*Exercise goal:* Each entry below is to be given again word for word, with no pictures.

*Material to process:*
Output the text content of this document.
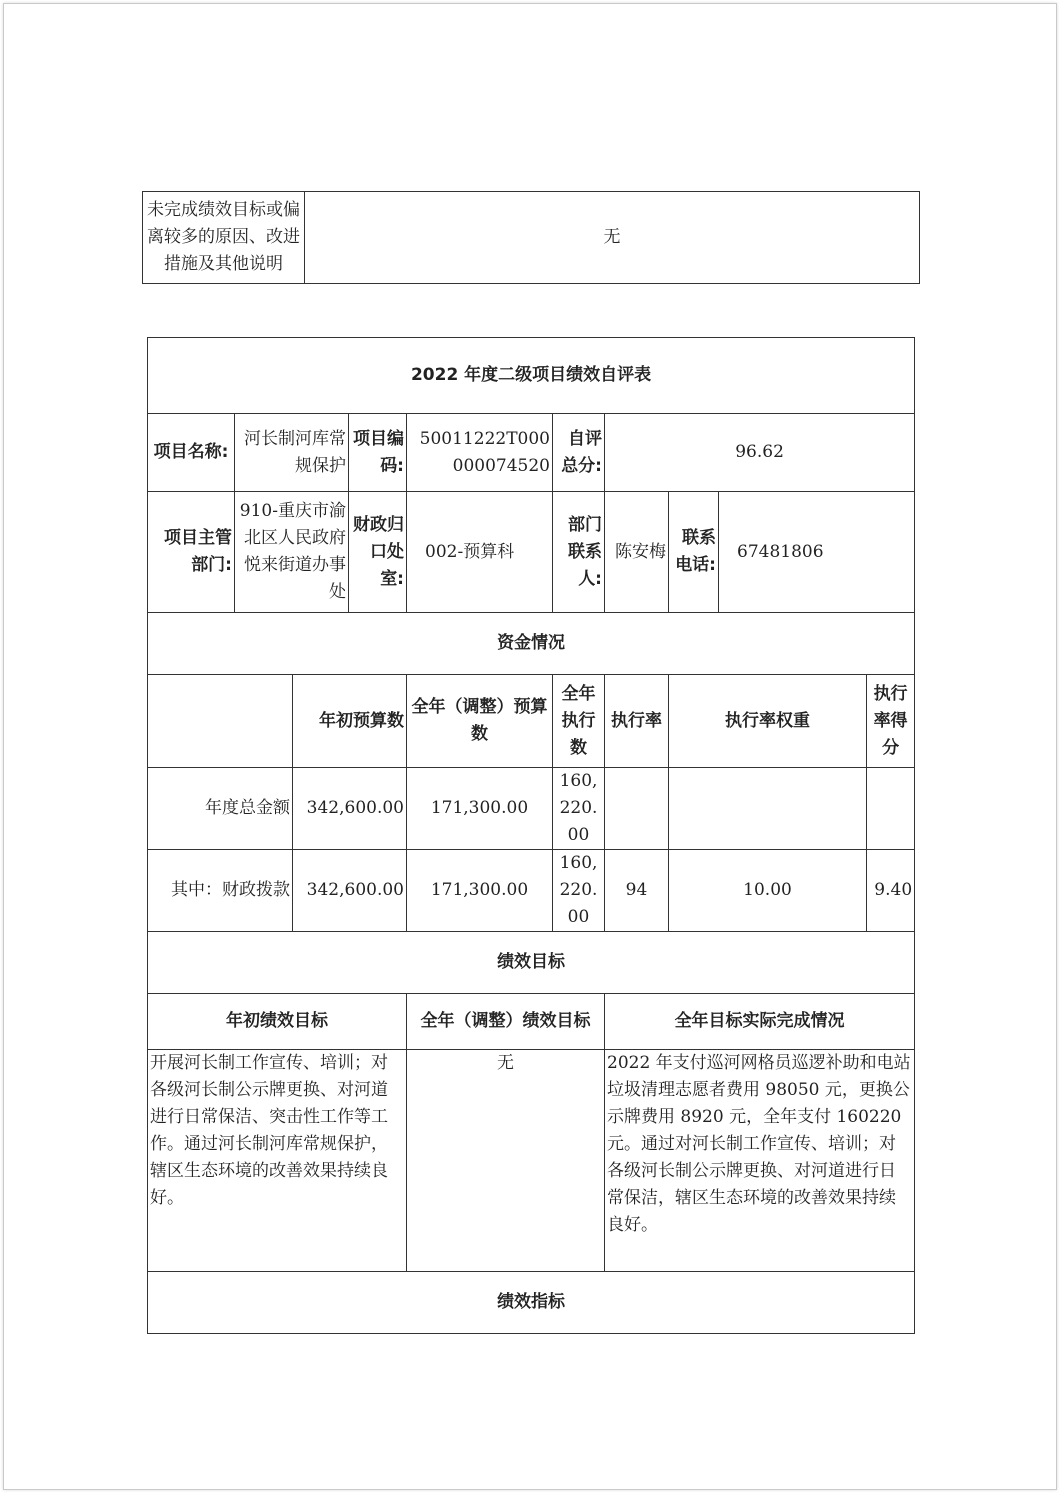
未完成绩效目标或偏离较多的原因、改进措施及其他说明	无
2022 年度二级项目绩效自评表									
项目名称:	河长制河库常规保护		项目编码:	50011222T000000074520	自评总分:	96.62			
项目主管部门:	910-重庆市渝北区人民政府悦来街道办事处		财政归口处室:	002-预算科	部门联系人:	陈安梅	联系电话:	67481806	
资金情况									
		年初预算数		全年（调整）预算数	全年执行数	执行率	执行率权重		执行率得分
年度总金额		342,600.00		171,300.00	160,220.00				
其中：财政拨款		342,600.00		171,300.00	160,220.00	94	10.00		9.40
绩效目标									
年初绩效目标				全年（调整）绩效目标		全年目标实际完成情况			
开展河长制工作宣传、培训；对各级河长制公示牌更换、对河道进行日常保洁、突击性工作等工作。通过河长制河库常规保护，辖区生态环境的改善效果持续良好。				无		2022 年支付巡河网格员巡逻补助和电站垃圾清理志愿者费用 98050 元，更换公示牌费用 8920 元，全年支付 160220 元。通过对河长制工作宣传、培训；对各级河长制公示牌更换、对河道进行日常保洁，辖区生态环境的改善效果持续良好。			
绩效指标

*Exercise answer:*
Output the text content of this document.
未完成绩效目标或偏离较多的原因、改进措施及其他说明	无
2022 年度二级项目绩效自评表									
项目名称:	河长制河库常规保护		项目编码:	50011222T000000074520	自评总分:	96.62			
项目主管部门:	910-重庆市渝北区人民政府悦来街道办事处		财政归口处室:	002-预算科	部门联系人:	陈安梅	联系电话:	67481806	
资金情况									
		年初预算数		全年（调整）预算数	全年执行数	执行率	执行率权重		执行率得分
年度总金额		342,600.00		171,300.00	160,220.00				
其中：财政拨款		342,600.00		171,300.00	160,220.00	94	10.00		9.40
绩效目标									
年初绩效目标				全年（调整）绩效目标		全年目标实际完成情况			
开展河长制工作宣传、培训；对各级河长制公示牌更换、对河道进行日常保洁、突击性工作等工作。通过河长制河库常规保护，辖区生态环境的改善效果持续良好。				无		2022 年支付巡河网格员巡逻补助和电站垃圾清理志愿者费用 98050 元，更换公示牌费用 8920 元，全年支付 160220 元。通过对河长制工作宣传、培训；对各级河长制公示牌更换、对河道进行日常保洁，辖区生态环境的改善效果持续良好。			
绩效指标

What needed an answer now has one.